Entries from a page text dataset:
Segment Open

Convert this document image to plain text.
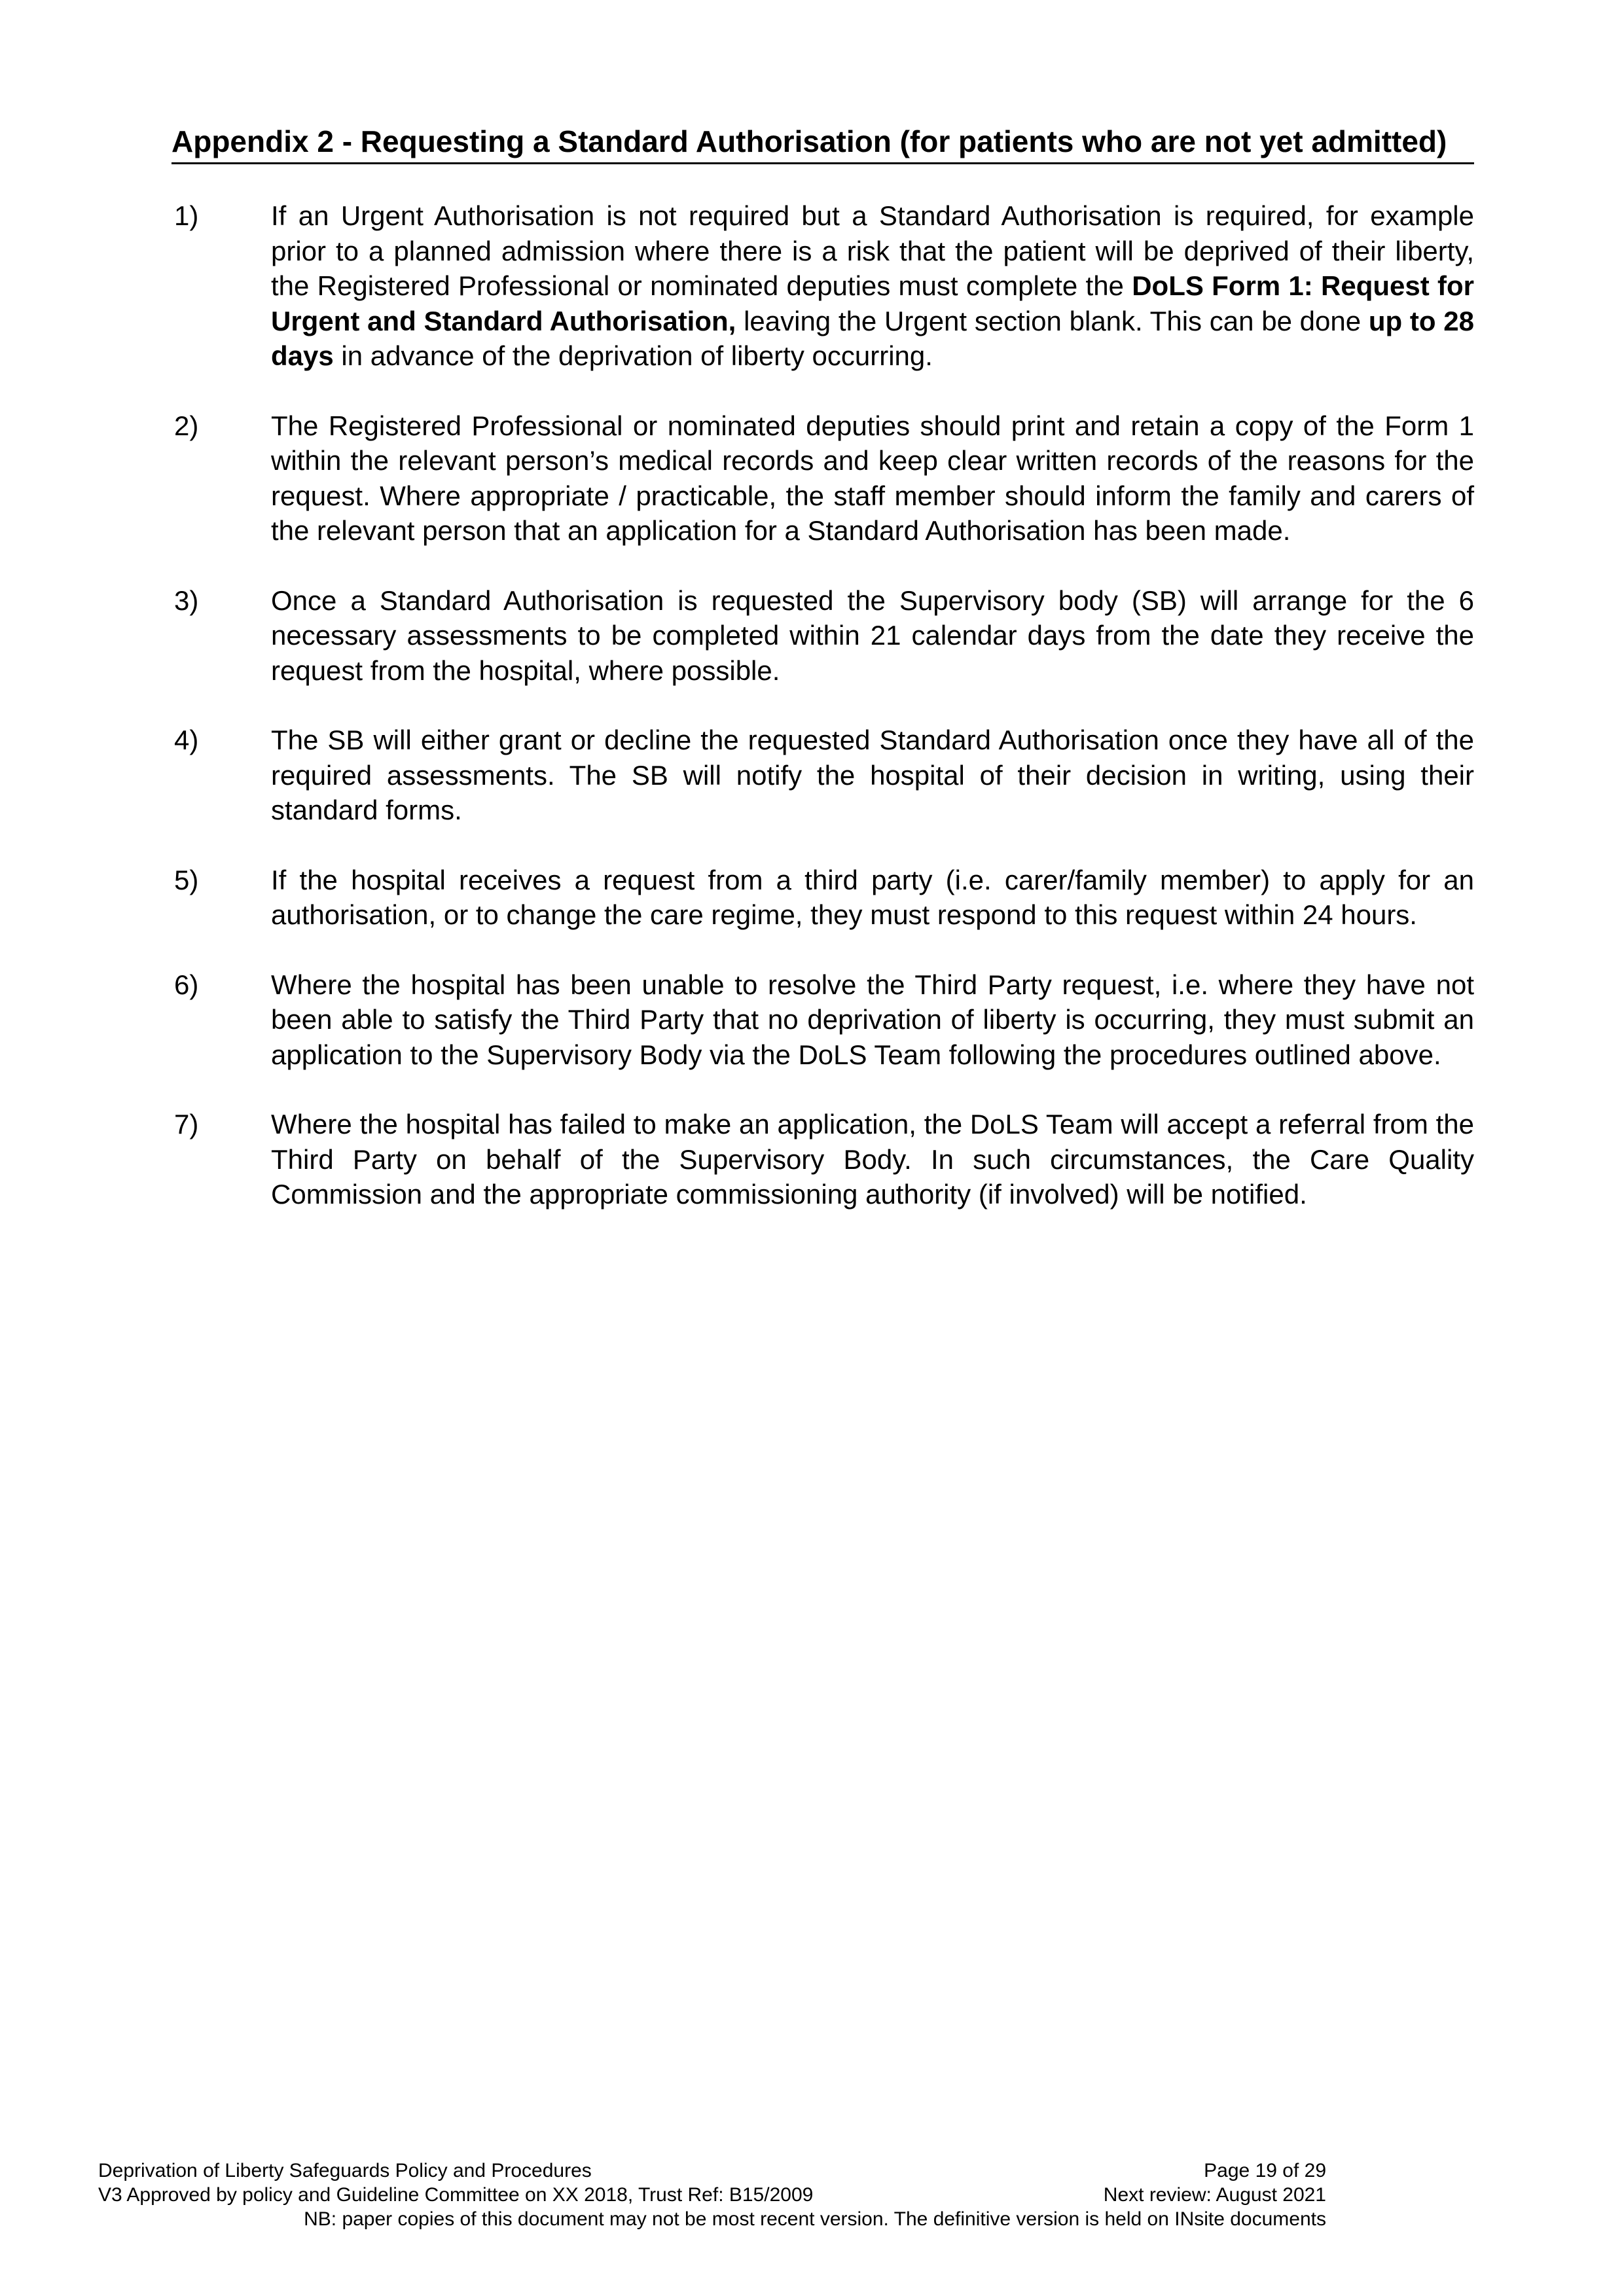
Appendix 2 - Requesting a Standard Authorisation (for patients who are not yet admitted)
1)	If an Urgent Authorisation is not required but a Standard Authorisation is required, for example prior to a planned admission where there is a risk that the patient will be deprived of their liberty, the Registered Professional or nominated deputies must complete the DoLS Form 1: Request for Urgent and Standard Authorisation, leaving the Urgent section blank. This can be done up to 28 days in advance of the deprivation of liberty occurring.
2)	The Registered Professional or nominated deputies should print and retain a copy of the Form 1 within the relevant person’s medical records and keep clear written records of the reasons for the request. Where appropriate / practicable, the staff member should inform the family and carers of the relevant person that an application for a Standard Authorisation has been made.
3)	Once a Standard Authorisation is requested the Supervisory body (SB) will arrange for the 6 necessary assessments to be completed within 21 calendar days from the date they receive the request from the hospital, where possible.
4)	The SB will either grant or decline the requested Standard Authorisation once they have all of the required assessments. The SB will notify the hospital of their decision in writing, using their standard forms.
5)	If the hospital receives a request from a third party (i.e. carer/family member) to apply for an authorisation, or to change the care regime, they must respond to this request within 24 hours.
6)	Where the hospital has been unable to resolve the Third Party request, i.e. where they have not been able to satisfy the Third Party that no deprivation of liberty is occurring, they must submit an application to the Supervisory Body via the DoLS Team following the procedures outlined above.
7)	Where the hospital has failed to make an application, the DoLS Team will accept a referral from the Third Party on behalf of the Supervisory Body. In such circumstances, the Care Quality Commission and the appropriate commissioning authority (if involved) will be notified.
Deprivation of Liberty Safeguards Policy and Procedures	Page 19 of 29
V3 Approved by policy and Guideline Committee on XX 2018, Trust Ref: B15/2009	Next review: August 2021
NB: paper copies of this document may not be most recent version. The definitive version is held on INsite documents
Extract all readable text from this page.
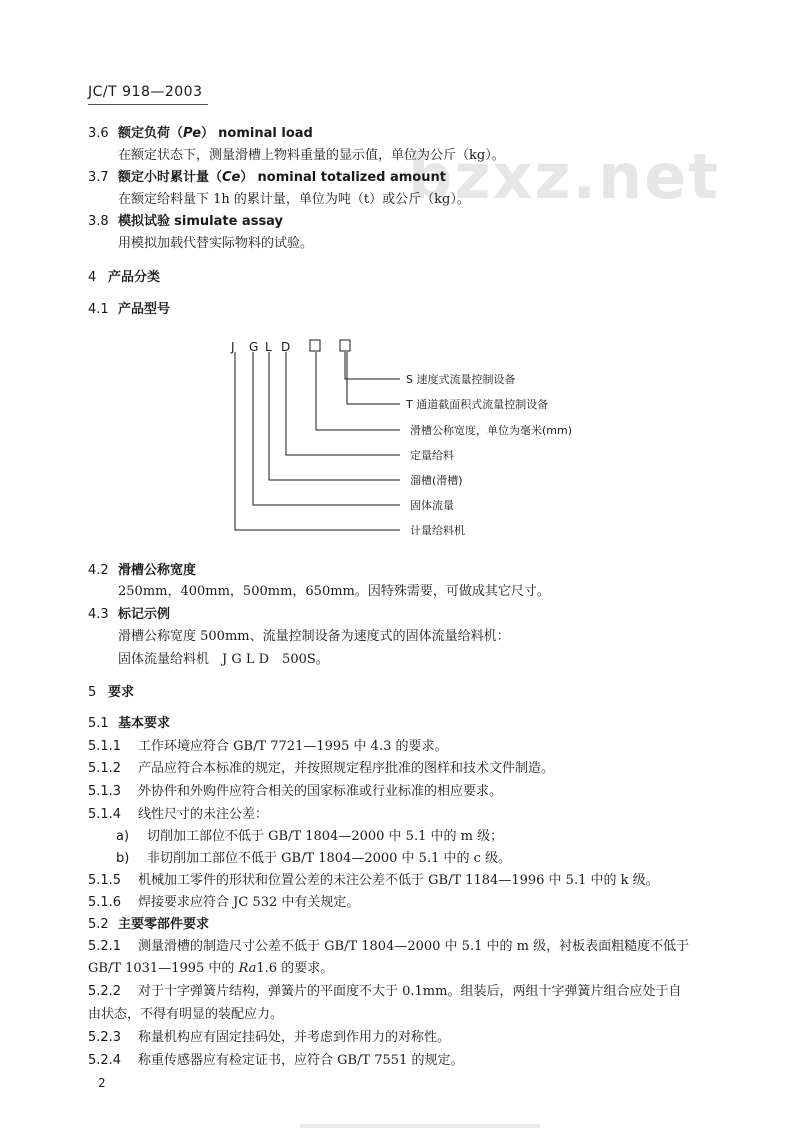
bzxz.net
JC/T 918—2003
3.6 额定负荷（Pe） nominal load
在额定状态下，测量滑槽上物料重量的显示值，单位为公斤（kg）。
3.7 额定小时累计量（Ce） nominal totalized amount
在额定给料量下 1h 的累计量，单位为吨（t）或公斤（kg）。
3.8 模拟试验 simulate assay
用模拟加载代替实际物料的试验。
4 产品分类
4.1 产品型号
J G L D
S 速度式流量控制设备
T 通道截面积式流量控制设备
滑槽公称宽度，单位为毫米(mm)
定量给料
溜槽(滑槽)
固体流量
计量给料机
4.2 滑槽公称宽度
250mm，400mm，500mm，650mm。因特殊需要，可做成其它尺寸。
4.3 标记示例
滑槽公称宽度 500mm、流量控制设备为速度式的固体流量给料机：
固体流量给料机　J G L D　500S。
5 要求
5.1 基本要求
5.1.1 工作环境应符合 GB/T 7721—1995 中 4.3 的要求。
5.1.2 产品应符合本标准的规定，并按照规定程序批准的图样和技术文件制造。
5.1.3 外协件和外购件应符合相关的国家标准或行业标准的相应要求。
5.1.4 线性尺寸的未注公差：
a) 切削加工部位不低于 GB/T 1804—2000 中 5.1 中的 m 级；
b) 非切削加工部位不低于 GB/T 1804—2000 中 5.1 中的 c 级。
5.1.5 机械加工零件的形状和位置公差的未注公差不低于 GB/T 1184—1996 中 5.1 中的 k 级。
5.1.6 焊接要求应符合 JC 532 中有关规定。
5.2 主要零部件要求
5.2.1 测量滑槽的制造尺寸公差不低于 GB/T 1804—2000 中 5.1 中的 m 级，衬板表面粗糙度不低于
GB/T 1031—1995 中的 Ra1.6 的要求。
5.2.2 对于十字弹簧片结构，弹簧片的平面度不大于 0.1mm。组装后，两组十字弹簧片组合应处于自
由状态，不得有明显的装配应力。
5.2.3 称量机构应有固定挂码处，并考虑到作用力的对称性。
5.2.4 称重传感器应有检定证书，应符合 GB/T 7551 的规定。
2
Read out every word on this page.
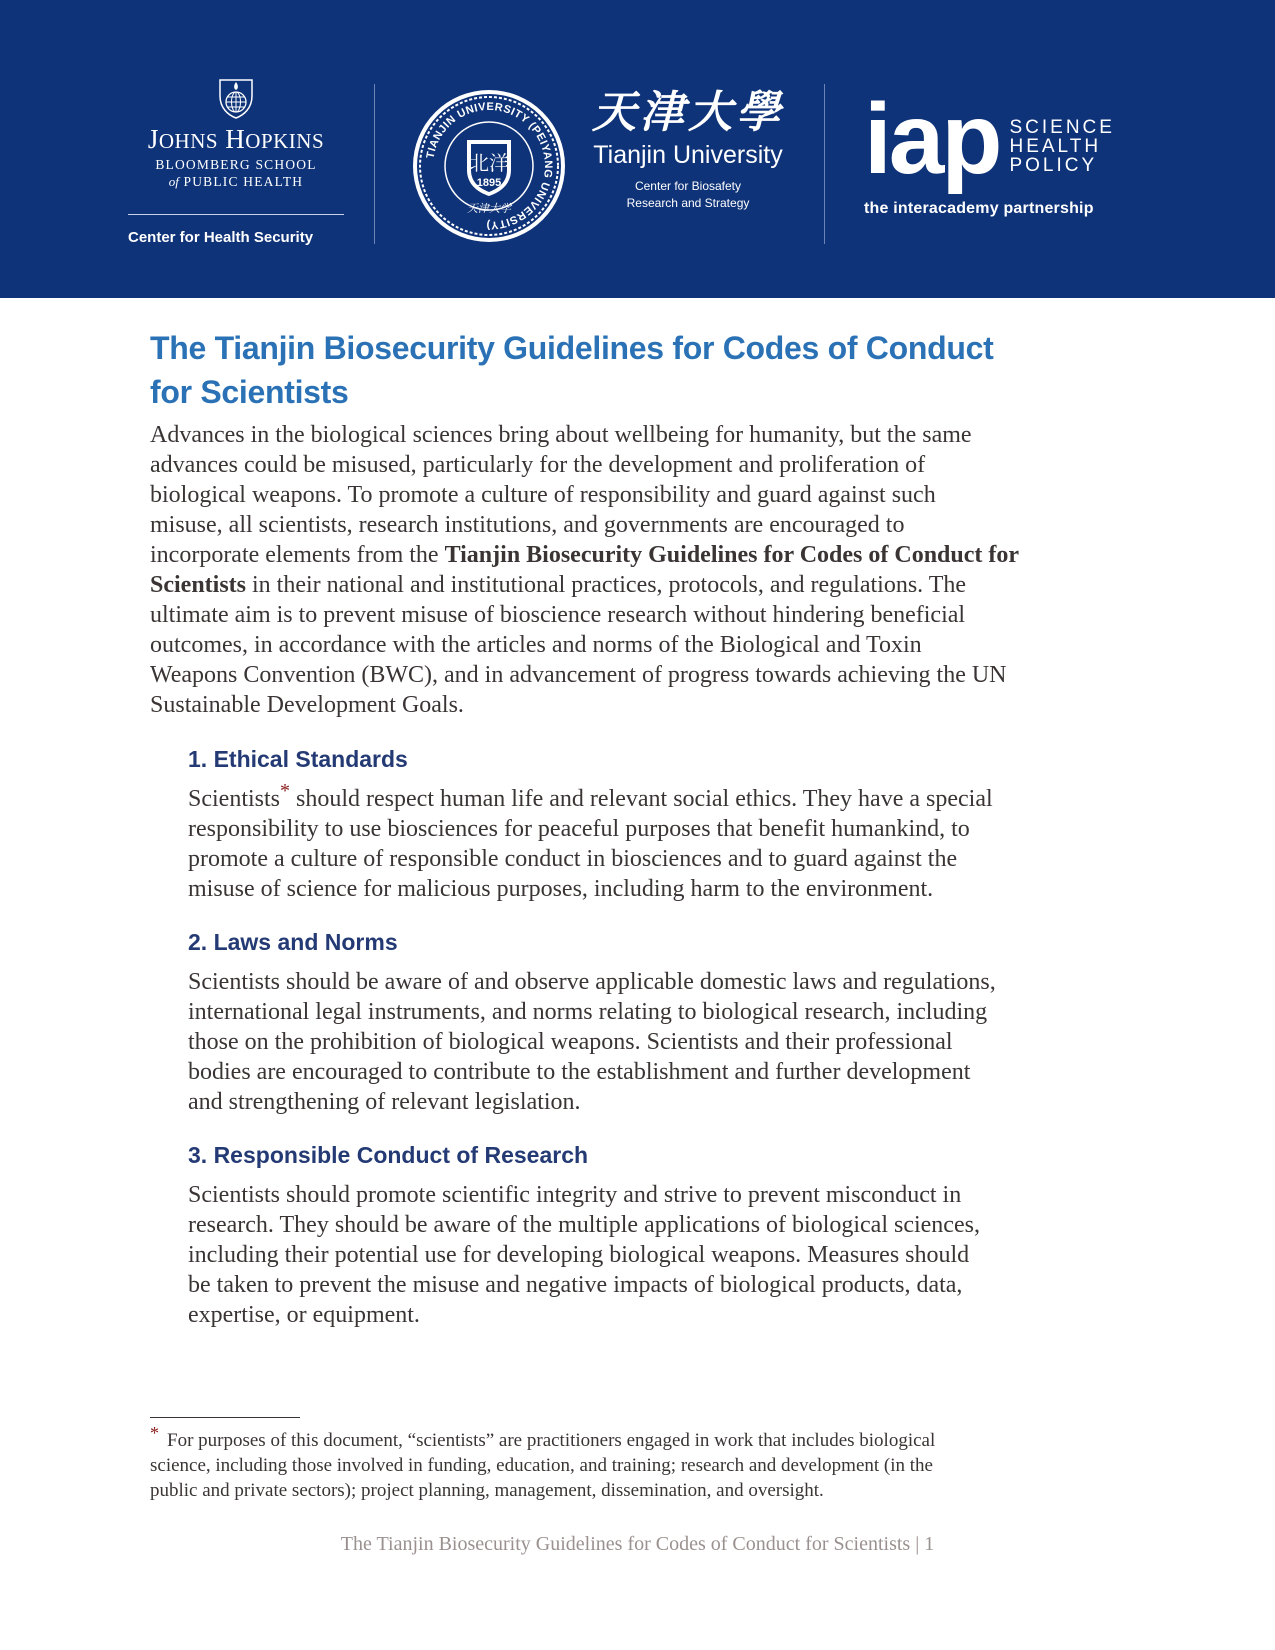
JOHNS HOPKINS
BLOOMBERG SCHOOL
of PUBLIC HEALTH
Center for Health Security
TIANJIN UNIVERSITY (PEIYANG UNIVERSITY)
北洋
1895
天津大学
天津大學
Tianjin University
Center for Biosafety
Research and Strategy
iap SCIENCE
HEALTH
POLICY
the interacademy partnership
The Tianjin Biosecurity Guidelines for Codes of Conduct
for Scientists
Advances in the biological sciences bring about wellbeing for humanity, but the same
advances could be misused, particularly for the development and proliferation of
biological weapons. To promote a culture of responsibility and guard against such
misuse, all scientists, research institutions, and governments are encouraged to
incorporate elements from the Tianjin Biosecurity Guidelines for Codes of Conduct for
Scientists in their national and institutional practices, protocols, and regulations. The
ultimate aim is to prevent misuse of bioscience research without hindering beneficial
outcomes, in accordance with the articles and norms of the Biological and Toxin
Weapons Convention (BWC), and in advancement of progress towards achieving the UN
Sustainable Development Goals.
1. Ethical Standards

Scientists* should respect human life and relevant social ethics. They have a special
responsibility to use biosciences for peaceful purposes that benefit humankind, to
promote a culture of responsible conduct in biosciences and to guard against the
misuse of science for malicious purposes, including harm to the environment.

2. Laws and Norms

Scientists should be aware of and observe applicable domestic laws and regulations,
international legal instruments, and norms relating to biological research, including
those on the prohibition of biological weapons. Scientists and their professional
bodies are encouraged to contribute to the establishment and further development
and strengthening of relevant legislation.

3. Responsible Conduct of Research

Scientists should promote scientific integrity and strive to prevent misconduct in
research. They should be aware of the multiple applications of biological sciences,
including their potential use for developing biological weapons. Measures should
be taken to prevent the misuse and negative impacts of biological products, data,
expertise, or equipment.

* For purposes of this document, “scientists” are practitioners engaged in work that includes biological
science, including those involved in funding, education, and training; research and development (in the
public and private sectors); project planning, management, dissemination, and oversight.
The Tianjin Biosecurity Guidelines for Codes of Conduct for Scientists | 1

Segment Closed

__YOUR INSTRUCTIONS__
Repeat every line above exactly, but omit all images.

__COMPLETED EXERCISE__
Convert this document image to plain text.
Appendix 2 - Requesting a Standard Authorisation (for patients who are not yet admitted)
1)	If an Urgent Authorisation is not required but a Standard Authorisation is required, for example prior to a planned admission where there is a risk that the patient will be deprived of their liberty, the Registered Professional or nominated deputies must complete the DoLS Form 1: Request for Urgent and Standard Authorisation, leaving the Urgent section blank. This can be done up to 28 days in advance of the deprivation of liberty occurring.
2)	The Registered Professional or nominated deputies should print and retain a copy of the Form 1 within the relevant person’s medical records and keep clear written records of the reasons for the request. Where appropriate / practicable, the staff member should inform the family and carers of the relevant person that an application for a Standard Authorisation has been made.
3)	Once a Standard Authorisation is requested the Supervisory body (SB) will arrange for the 6 necessary assessments to be completed within 21 calendar days from the date they receive the request from the hospital, where possible.
4)	The SB will either grant or decline the requested Standard Authorisation once they have all of the required assessments. The SB will notify the hospital of their decision in writing, using their standard forms.
5)	If the hospital receives a request from a third party (i.e. carer/family member) to apply for an authorisation, or to change the care regime, they must respond to this request within 24 hours.
6)	Where the hospital has been unable to resolve the Third Party request, i.e. where they have not been able to satisfy the Third Party that no deprivation of liberty is occurring, they must submit an application to the Supervisory Body via the DoLS Team following the procedures outlined above.
7)	Where the hospital has failed to make an application, the DoLS Team will accept a referral from the Third Party on behalf of the Supervisory Body. In such circumstances, the Care Quality Commission and the appropriate commissioning authority (if involved) will be notified.
Deprivation of Liberty Safeguards Policy and Procedures	Page 19 of 29
V3 Approved by policy and Guideline Committee on XX 2018, Trust Ref: B15/2009	Next review: August 2021
NB: paper copies of this document may not be most recent version. The definitive version is held on INsite documents
Extract all readable text from this page.
bzxz.net
JC/T 918—2003
3.6 额定负荷（Pe） nominal load
在额定状态下，测量滑槽上物料重量的显示值，单位为公斤（kg）。
3.7 额定小时累计量（Ce） nominal totalized amount
在额定给料量下 1h 的累计量，单位为吨（t）或公斤（kg）。
3.8 模拟试验 simulate assay
用模拟加载代替实际物料的试验。
4 产品分类
4.1 产品型号
J G L D
S 速度式流量控制设备
T 通道截面积式流量控制设备
滑槽公称宽度，单位为毫米(mm)
定量给料
溜槽(滑槽)
固体流量
计量给料机
4.2 滑槽公称宽度
250mm，400mm，500mm，650mm。因特殊需要，可做成其它尺寸。
4.3 标记示例
滑槽公称宽度 500mm、流量控制设备为速度式的固体流量给料机：
固体流量给料机　J G L D　500S。
5 要求
5.1 基本要求
5.1.1 工作环境应符合 GB/T 7721—1995 中 4.3 的要求。
5.1.2 产品应符合本标准的规定，并按照规定程序批准的图样和技术文件制造。
5.1.3 外协件和外购件应符合相关的国家标准或行业标准的相应要求。
5.1.4 线性尺寸的未注公差：
a) 切削加工部位不低于 GB/T 1804—2000 中 5.1 中的 m 级；
b) 非切削加工部位不低于 GB/T 1804—2000 中 5.1 中的 c 级。
5.1.5 机械加工零件的形状和位置公差的未注公差不低于 GB/T 1184—1996 中 5.1 中的 k 级。
5.1.6 焊接要求应符合 JC 532 中有关规定。
5.2 主要零部件要求
5.2.1 测量滑槽的制造尺寸公差不低于 GB/T 1804—2000 中 5.1 中的 m 级，衬板表面粗糙度不低于
GB/T 1031—1995 中的 Ra1.6 的要求。
5.2.2 对于十字弹簧片结构，弹簧片的平面度不大于 0.1mm。组装后，两组十字弹簧片组合应处于自
由状态，不得有明显的装配应力。
5.2.3 称量机构应有固定挂码处，并考虑到作用力的对称性。
5.2.4 称重传感器应有检定证书，应符合 GB/T 7551 的规定。
2
Read out every word on this page.
JOHNS HOPKINS
BLOOMBERG SCHOOL
of PUBLIC HEALTH
Center for Health Security
TIANJIN UNIVERSITY (PEIYANG UNIVERSITY)
北洋
1895
天津大学
天津大學
Tianjin University
Center for Biosafety
Research and Strategy
iap SCIENCE
HEALTH
POLICY
the interacademy partnership
The Tianjin Biosecurity Guidelines for Codes of Conduct
for Scientists
Advances in the biological sciences bring about wellbeing for humanity, but the same
advances could be misused, particularly for the development and proliferation of
biological weapons. To promote a culture of responsibility and guard against such
misuse, all scientists, research institutions, and governments are encouraged to
incorporate elements from the Tianjin Biosecurity Guidelines for Codes of Conduct for
Scientists in their national and institutional practices, protocols, and regulations. The
ultimate aim is to prevent misuse of bioscience research without hindering beneficial
outcomes, in accordance with the articles and norms of the Biological and Toxin
Weapons Convention (BWC), and in advancement of progress towards achieving the UN
Sustainable Development Goals.
1. Ethical Standards

Scientists* should respect human life and relevant social ethics. They have a special
responsibility to use biosciences for peaceful purposes that benefit humankind, to
promote a culture of responsible conduct in biosciences and to guard against the
misuse of science for malicious purposes, including harm to the environment.

2. Laws and Norms

Scientists should be aware of and observe applicable domestic laws and regulations,
international legal instruments, and norms relating to biological research, including
those on the prohibition of biological weapons. Scientists and their professional
bodies are encouraged to contribute to the establishment and further development
and strengthening of relevant legislation.

3. Responsible Conduct of Research

Scientists should promote scientific integrity and strive to prevent misconduct in
research. They should be aware of the multiple applications of biological sciences,
including their potential use for developing biological weapons. Measures should
be taken to prevent the misuse and negative impacts of biological products, data,
expertise, or equipment.

* For purposes of this document, “scientists” are practitioners engaged in work that includes biological
science, including those involved in funding, education, and training; research and development (in the
public and private sectors); project planning, management, dissemination, and oversight.
The Tianjin Biosecurity Guidelines for Codes of Conduct for Scientists | 1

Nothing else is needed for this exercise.